──────── RECORD EXCERPTS ────────

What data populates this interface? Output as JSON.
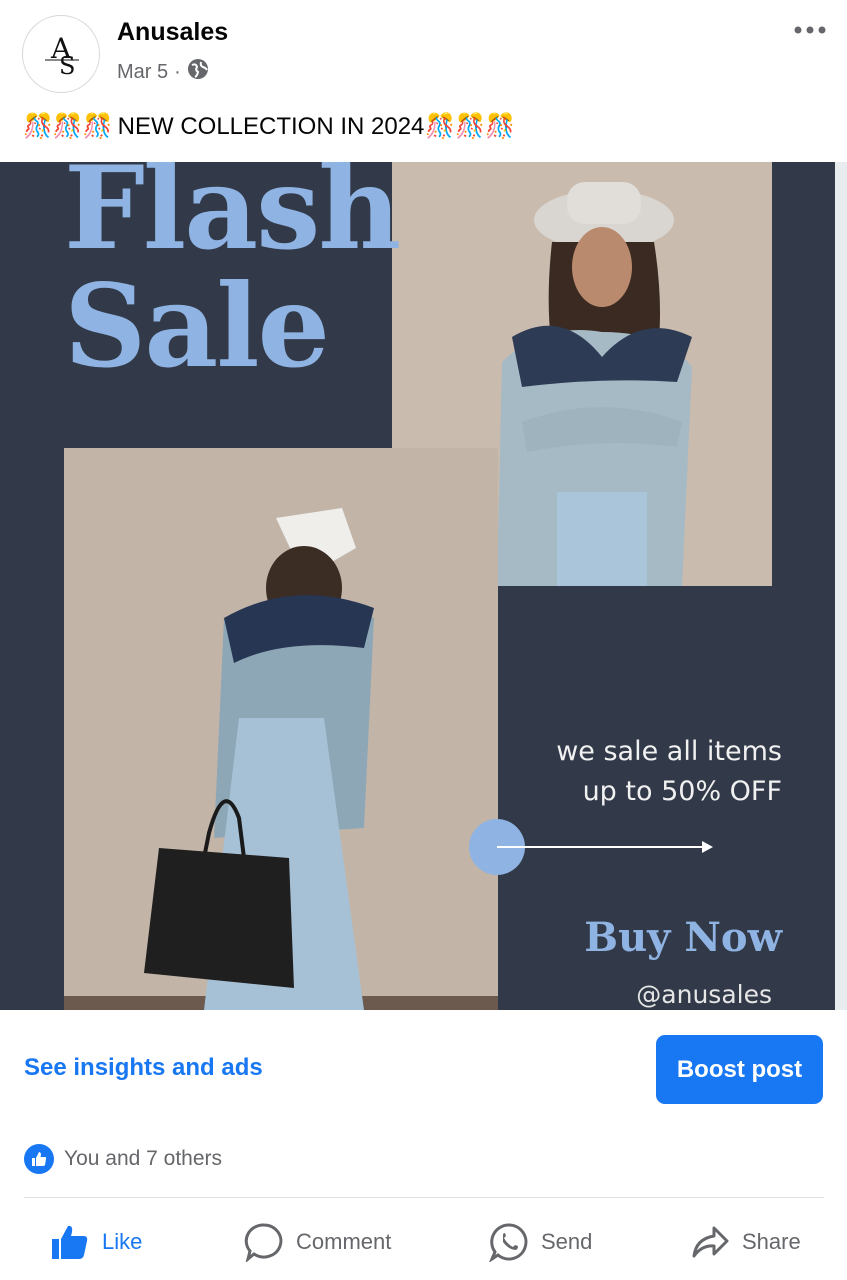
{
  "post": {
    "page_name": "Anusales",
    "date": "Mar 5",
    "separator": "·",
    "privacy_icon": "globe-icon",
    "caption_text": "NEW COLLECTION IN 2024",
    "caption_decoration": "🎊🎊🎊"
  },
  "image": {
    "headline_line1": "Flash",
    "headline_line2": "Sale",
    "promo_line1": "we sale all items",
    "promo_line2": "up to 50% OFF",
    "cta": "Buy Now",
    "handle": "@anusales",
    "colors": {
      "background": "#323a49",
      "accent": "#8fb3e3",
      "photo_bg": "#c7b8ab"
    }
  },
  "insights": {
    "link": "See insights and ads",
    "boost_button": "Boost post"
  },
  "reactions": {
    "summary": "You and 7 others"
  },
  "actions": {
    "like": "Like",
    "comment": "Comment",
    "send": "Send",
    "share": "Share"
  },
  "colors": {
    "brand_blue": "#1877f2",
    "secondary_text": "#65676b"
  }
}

────────

Return all the entries word for word, but omit any pictures they contain.

**SOLUTION TO THIS EXERCISE:**
What data populates this interface? Output as JSON.
{
  "post": {
    "page_name": "Anusales",
    "date": "Mar 5",
    "separator": "·",
    "privacy_icon": "globe-icon",
    "caption_text": "NEW COLLECTION IN 2024",
    "caption_decoration": "🎊🎊🎊"
  },
  "image": {
    "headline_line1": "Flash",
    "headline_line2": "Sale",
    "promo_line1": "we sale all items",
    "promo_line2": "up to 50% OFF",
    "cta": "Buy Now",
    "handle": "@anusales",
    "colors": {
      "background": "#323a49",
      "accent": "#8fb3e3",
      "photo_bg": "#c7b8ab"
    }
  },
  "insights": {
    "link": "See insights and ads",
    "boost_button": "Boost post"
  },
  "reactions": {
    "summary": "You and 7 others"
  },
  "actions": {
    "like": "Like",
    "comment": "Comment",
    "send": "Send",
    "share": "Share"
  },
  "colors": {
    "brand_blue": "#1877f2",
    "secondary_text": "#65676b"
  }
}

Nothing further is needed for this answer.